(Saved entries)
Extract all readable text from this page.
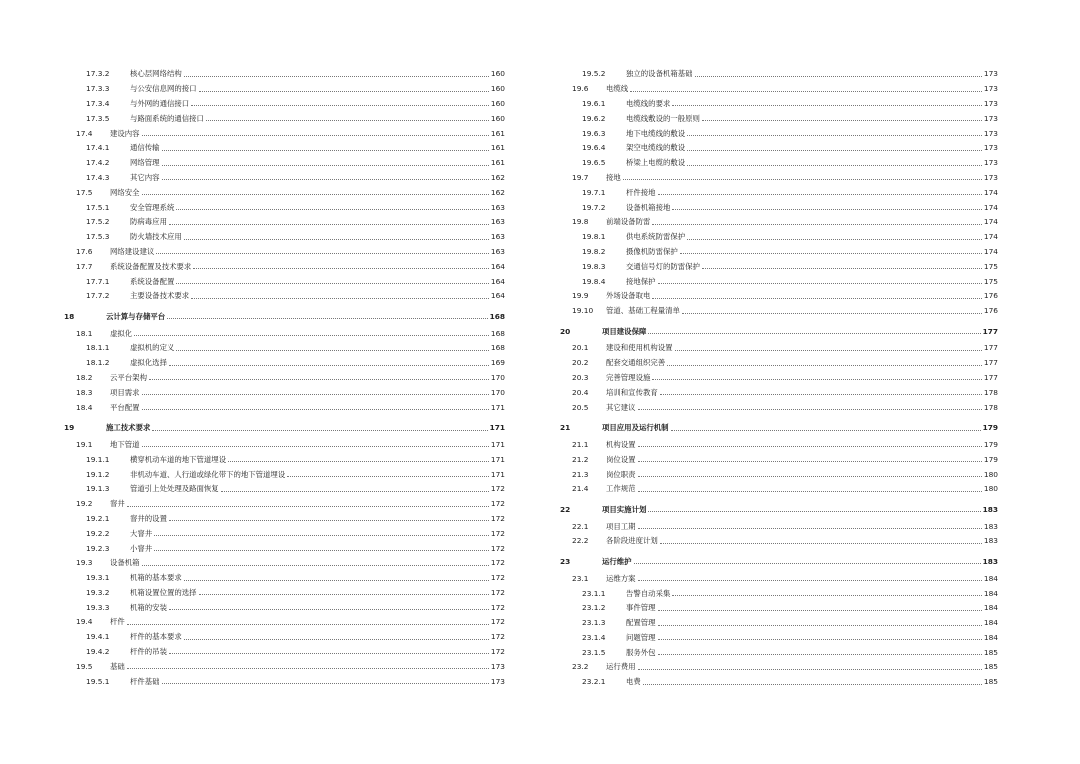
17.3.2	核心层网络结构	160
17.3.3	与公安信息网的接口	160
17.3.4	与外网的通信接口	160
17.3.5	与路面系统的通信接口	160
17.4	建设内容	161
17.4.1	通信传输	161
17.4.2	网络管理	161
17.4.3	其它内容	162
17.5	网络安全	162
17.5.1	安全管理系统	163
17.5.2	防病毒应用	163
17.5.3	防火墙技术应用	163
17.6	网络建设建议	163
17.7	系统设备配置及技术要求	164
17.7.1	系统设备配置	164
17.7.2	主要设备技术要求	164
18	云计算与存储平台	168
18.1	虚拟化	168
18.1.1	虚拟机的定义	168
18.1.2	虚拟化选择	169
18.2	云平台架构	170
18.3	项目需求	170
18.4	平台配置	171
19	施工技术要求	171
19.1	地下管道	171
19.1.1	横穿机动车道的地下管道埋设	171
19.1.2	非机动车道、人行道或绿化带下的地下管道埋设	171
19.1.3	管道引上处处理及路面恢复	172
19.2	窨井	172
19.2.1	窨井的设置	172
19.2.2	大窨井	172
19.2.3	小窨井	172
19.3	设备机箱	172
19.3.1	机箱的基本要求	172
19.3.2	机箱设置位置的选择	172
19.3.3	机箱的安装	172
19.4	杆件	172
19.4.1	杆件的基本要求	172
19.4.2	杆件的吊装	172
19.5	基础	173
19.5.1	杆件基础	173
19.5.2	独立的设备机箱基础	173
19.6	电缆线	173
19.6.1	电缆线的要求	173
19.6.2	电缆线敷设的一般原则	173
19.6.3	地下电缆线的敷设	173
19.6.4	架空电缆线的敷设	173
19.6.5	桥梁上电缆的敷设	173
19.7	接地	173
19.7.1	杆件接地	174
19.7.2	设备机箱接地	174
19.8	前端设备防雷	174
19.8.1	供电系统防雷保护	174
19.8.2	摄像机防雷保护	174
19.8.3	交通信号灯的防雷保护	175
19.8.4	接地保护	175
19.9	外场设备取电	176
19.10	管道、基础工程量清单	176
20	项目建设保障	177
20.1	建设和使用机构设置	177
20.2	配套交通组织完善	177
20.3	完善管理设施	177
20.4	培训和宣传教育	178
20.5	其它建议	178
21	项目应用及运行机制	179
21.1	机构设置	179
21.2	岗位设置	179
21.3	岗位职责	180
21.4	工作规范	180
22	项目实施计划	183
22.1	项目工期	183
22.2	各阶段进度计划	183
23	运行维护	183
23.1	运维方案	184
23.1.1	告警自动采集	184
23.1.2	事件管理	184
23.1.3	配置管理	184
23.1.4	问题管理	184
23.1.5	服务外包	185
23.2	运行费用	185
23.2.1	电费	185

#### [What the exercise asks]
Please transcribe the material above exactly as written. Leave the pictures out.

#### [Written answer]
Extract all readable text from this page.
17.3.2	核心层网络结构	160
17.3.3	与公安信息网的接口	160
17.3.4	与外网的通信接口	160
17.3.5	与路面系统的通信接口	160
17.4	建设内容	161
17.4.1	通信传输	161
17.4.2	网络管理	161
17.4.3	其它内容	162
17.5	网络安全	162
17.5.1	安全管理系统	163
17.5.2	防病毒应用	163
17.5.3	防火墙技术应用	163
17.6	网络建设建议	163
17.7	系统设备配置及技术要求	164
17.7.1	系统设备配置	164
17.7.2	主要设备技术要求	164
18	云计算与存储平台	168
18.1	虚拟化	168
18.1.1	虚拟机的定义	168
18.1.2	虚拟化选择	169
18.2	云平台架构	170
18.3	项目需求	170
18.4	平台配置	171
19	施工技术要求	171
19.1	地下管道	171
19.1.1	横穿机动车道的地下管道埋设	171
19.1.2	非机动车道、人行道或绿化带下的地下管道埋设	171
19.1.3	管道引上处处理及路面恢复	172
19.2	窨井	172
19.2.1	窨井的设置	172
19.2.2	大窨井	172
19.2.3	小窨井	172
19.3	设备机箱	172
19.3.1	机箱的基本要求	172
19.3.2	机箱设置位置的选择	172
19.3.3	机箱的安装	172
19.4	杆件	172
19.4.1	杆件的基本要求	172
19.4.2	杆件的吊装	172
19.5	基础	173
19.5.1	杆件基础	173
19.5.2	独立的设备机箱基础	173
19.6	电缆线	173
19.6.1	电缆线的要求	173
19.6.2	电缆线敷设的一般原则	173
19.6.3	地下电缆线的敷设	173
19.6.4	架空电缆线的敷设	173
19.6.5	桥梁上电缆的敷设	173
19.7	接地	173
19.7.1	杆件接地	174
19.7.2	设备机箱接地	174
19.8	前端设备防雷	174
19.8.1	供电系统防雷保护	174
19.8.2	摄像机防雷保护	174
19.8.3	交通信号灯的防雷保护	175
19.8.4	接地保护	175
19.9	外场设备取电	176
19.10	管道、基础工程量清单	176
20	项目建设保障	177
20.1	建设和使用机构设置	177
20.2	配套交通组织完善	177
20.3	完善管理设施	177
20.4	培训和宣传教育	178
20.5	其它建议	178
21	项目应用及运行机制	179
21.1	机构设置	179
21.2	岗位设置	179
21.3	岗位职责	180
21.4	工作规范	180
22	项目实施计划	183
22.1	项目工期	183
22.2	各阶段进度计划	183
23	运行维护	183
23.1	运维方案	184
23.1.1	告警自动采集	184
23.1.2	事件管理	184
23.1.3	配置管理	184
23.1.4	问题管理	184
23.1.5	服务外包	185
23.2	运行费用	185
23.2.1	电费	185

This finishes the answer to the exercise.